§ Extrait du document:
/---
C’est en 1999 que Dominic rachète la ferme paternelle, devenant ainsi le représentant officiel d’une quatrième génération de Daoust à y produire du lait. Derrière cette relève se cache tout un historique, puisque la ferme a fait partie des terres expropriées en prévision de la construction de l’aéroport de Mirabel, en 1969. Durant une décennie d’incertitude, aucun investissement n’a été fait dans les bâtiments et la production a même cessé pendant six ans.
Incapable d’envisager une vie sans production laitière, la famille Daoust a acheté une ferme, tout juste hors de la zone expropriée, pour y transférer ses opérations, en 1980. La décision de rétrocéder les terres à leurs propriétaires, notamment une importance communauté de producteurs agricoles, a permis à la famille Daoust de réintégrer la Ferme du Ruisseau en 1989. À ce moment-là, des investissements importants dans les bâtiments ont permis de moderniser les installations.
\---
§ Matériel de l'exercice:
/---
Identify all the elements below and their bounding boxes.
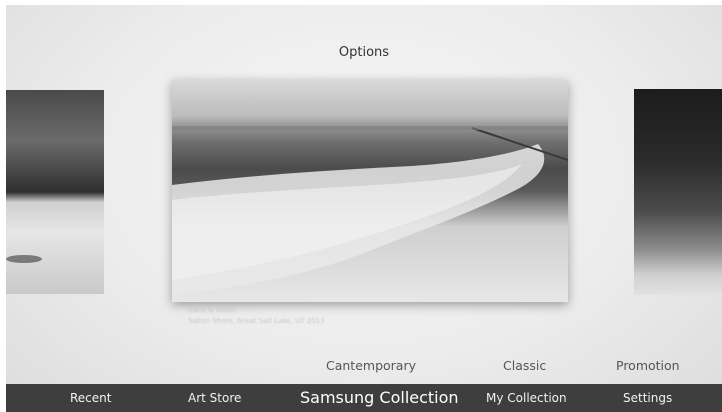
nav-settings[interactable]: Settings xyxy=(623,384,672,412)
bottom-navigation-bar: Recent Art Store Samsung Collection My C… xyxy=(6,384,722,412)
subcategory-row: Cantemporary Classic Promotion xyxy=(6,358,722,378)
artwork-thumbnail-right[interactable] xyxy=(634,89,722,295)
nav-art-store[interactable]: Art Store xyxy=(188,384,241,412)
subcategory-promotion[interactable]: Promotion xyxy=(616,358,680,373)
options-label[interactable]: Options xyxy=(6,45,722,60)
artwork-landscape-image xyxy=(172,126,568,295)
artwork-caption-title: Sand & Water xyxy=(188,306,237,314)
nav-recent[interactable]: Recent xyxy=(70,384,111,412)
nav-samsung-collection[interactable]: Samsung Collection xyxy=(300,384,459,412)
subcategory-classic[interactable]: Classic xyxy=(503,358,546,373)
artwork-focused[interactable] xyxy=(172,80,568,302)
artwork-caption-details: Salton Shore, Great Salt Lake, UT 2013 xyxy=(188,317,325,325)
subcategory-cantemporary[interactable]: Cantemporary xyxy=(326,358,416,373)
art-mode-screen: Options Sand & Water Salton Shore, Great… xyxy=(6,5,722,412)
artwork-rock-detail xyxy=(6,255,42,263)
artwork-caption: Sand & Water Salton Shore, Great Salt La… xyxy=(188,305,325,327)
nav-my-collection[interactable]: My Collection xyxy=(486,384,567,412)
artwork-thumbnail-left[interactable] xyxy=(6,90,104,294)
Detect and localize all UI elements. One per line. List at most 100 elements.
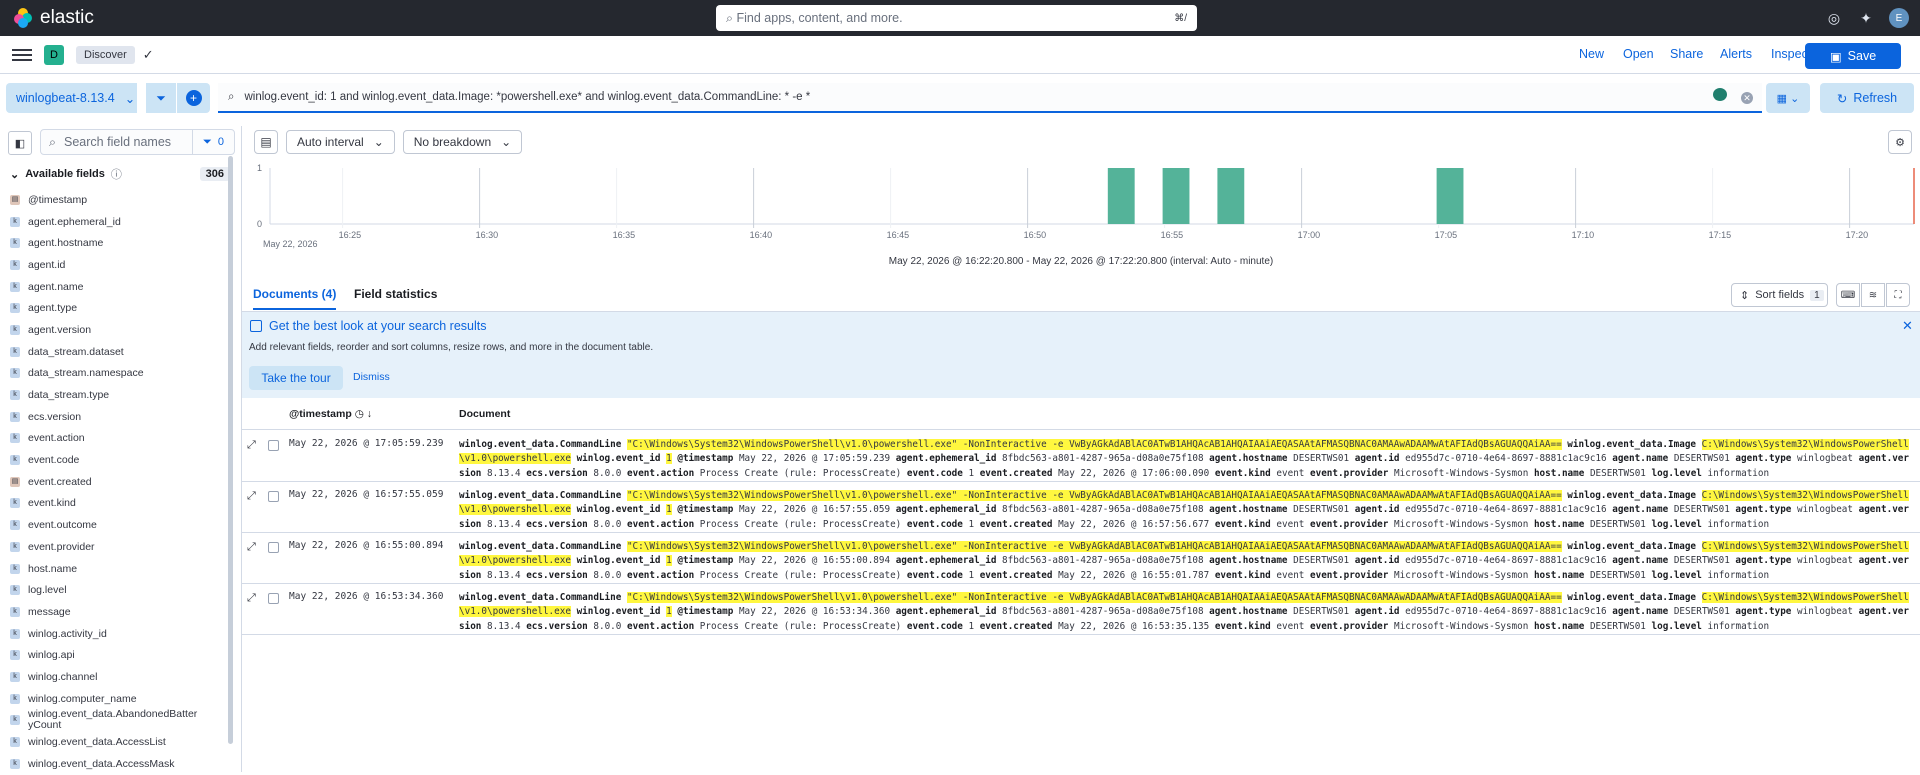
\---
§ À faire:
(1) Recopiez fidèlement le passage du texte sur la ferme des Daoust, en commençant par « Incapable d’envisager une » et en allant jusqu'à « moderniser les installations. ».
(2) Reproduisez à l'identique toutes les lignes des enregistrements ci-dessus, en laissant de côté les images.

§ Résultats de l'exercice:
(1)
Incapable d’envisager une vie sans production laitière, la famille Daoust a acheté une ferme, tout juste hors de la zone expropriée, pour y transférer ses opérations, en 1980. La décision de rétrocéder les terres à leurs propriétaires, notamment une importance communauté de producteurs agricoles, a permis à la famille Daoust de réintégrer la Ferme du Ruisseau en 1989. À ce moment-là, des investissements importants dans les bâtiments ont permis de moderniser les installations.

(2)
Identify all the elements below and their bounding boxes.
nav-settings[interactable]: Settings xyxy=(623,384,672,412)
bottom-navigation-bar: Recent Art Store Samsung Collection My C… xyxy=(6,384,722,412)
subcategory-row: Cantemporary Classic Promotion xyxy=(6,358,722,378)
artwork-thumbnail-right[interactable] xyxy=(634,89,722,295)
nav-art-store[interactable]: Art Store xyxy=(188,384,241,412)
subcategory-promotion[interactable]: Promotion xyxy=(616,358,680,373)
options-label[interactable]: Options xyxy=(6,45,722,60)
artwork-landscape-image xyxy=(172,126,568,295)
artwork-caption-title: Sand & Water xyxy=(188,306,237,314)
nav-recent[interactable]: Recent xyxy=(70,384,111,412)
nav-samsung-collection[interactable]: Samsung Collection xyxy=(300,384,459,412)
subcategory-classic[interactable]: Classic xyxy=(503,358,546,373)
artwork-focused[interactable] xyxy=(172,80,568,302)
artwork-caption-details: Salton Shore, Great Salt Lake, UT 2013 xyxy=(188,317,325,325)
subcategory-cantemporary[interactable]: Cantemporary xyxy=(326,358,416,373)
art-mode-screen: Options Sand & Water Salton Shore, Great… xyxy=(6,5,722,412)
artwork-rock-detail xyxy=(6,255,42,263)
artwork-caption: Sand & Water Salton Shore, Great Salt La… xyxy=(188,305,325,327)
nav-my-collection[interactable]: My Collection xyxy=(486,384,567,412)
artwork-thumbnail-left[interactable] xyxy=(6,90,104,294)
Detect and localize all UI elements. One per line. List at most 100 elements.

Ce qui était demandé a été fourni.